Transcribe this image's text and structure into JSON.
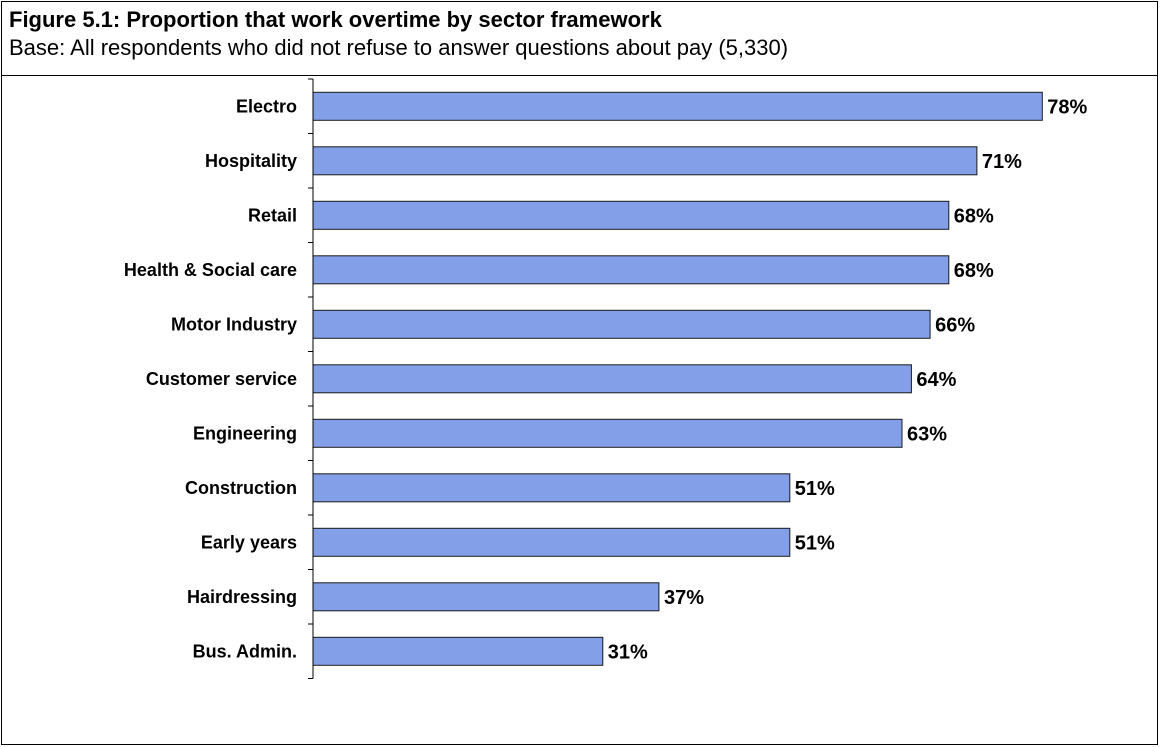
{
  "figure": {
    "title": "Figure 5.1:  Proportion that work overtime by sector framework",
    "subtitle": "Base: All respondents who did not refuse to answer questions about pay (5,330)"
  },
  "colors": {
    "bar_fill": "#829fe7",
    "bar_stroke": "#1a1a1a",
    "axis": "#000000"
  },
  "chart_data": {
    "type": "bar",
    "orientation": "horizontal",
    "title": "Figure 5.1:  Proportion that work overtime by sector framework",
    "subtitle": "Base: All respondents who did not refuse to answer questions about pay (5,330)",
    "xlabel": "",
    "ylabel": "",
    "unit": "%",
    "xlim": [
      0,
      80
    ],
    "grid": false,
    "legend": "none",
    "categories": [
      "Electro",
      "Hospitality",
      "Retail",
      "Health & Social care",
      "Motor Industry",
      "Customer service",
      "Engineering",
      "Construction",
      "Early years",
      "Hairdressing",
      "Bus. Admin."
    ],
    "values": [
      78,
      71,
      68,
      68,
      66,
      64,
      63,
      51,
      51,
      37,
      31
    ],
    "value_labels": [
      "78%",
      "71%",
      "68%",
      "68%",
      "66%",
      "64%",
      "63%",
      "51%",
      "51%",
      "37%",
      "31%"
    ]
  }
}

**Work to do**
Make an exact copy of the records above, with the pictures left out.

**Expected answer**
Transcribe this image's text and structure into JSON.
{
  "figure": {
    "title": "Figure 5.1:  Proportion that work overtime by sector framework",
    "subtitle": "Base: All respondents who did not refuse to answer questions about pay (5,330)"
  },
  "colors": {
    "bar_fill": "#829fe7",
    "bar_stroke": "#1a1a1a",
    "axis": "#000000"
  },
  "chart_data": {
    "type": "bar",
    "orientation": "horizontal",
    "title": "Figure 5.1:  Proportion that work overtime by sector framework",
    "subtitle": "Base: All respondents who did not refuse to answer questions about pay (5,330)",
    "xlabel": "",
    "ylabel": "",
    "unit": "%",
    "xlim": [
      0,
      80
    ],
    "grid": false,
    "legend": "none",
    "categories": [
      "Electro",
      "Hospitality",
      "Retail",
      "Health & Social care",
      "Motor Industry",
      "Customer service",
      "Engineering",
      "Construction",
      "Early years",
      "Hairdressing",
      "Bus. Admin."
    ],
    "values": [
      78,
      71,
      68,
      68,
      66,
      64,
      63,
      51,
      51,
      37,
      31
    ],
    "value_labels": [
      "78%",
      "71%",
      "68%",
      "68%",
      "66%",
      "64%",
      "63%",
      "51%",
      "51%",
      "37%",
      "31%"
    ]
  }
}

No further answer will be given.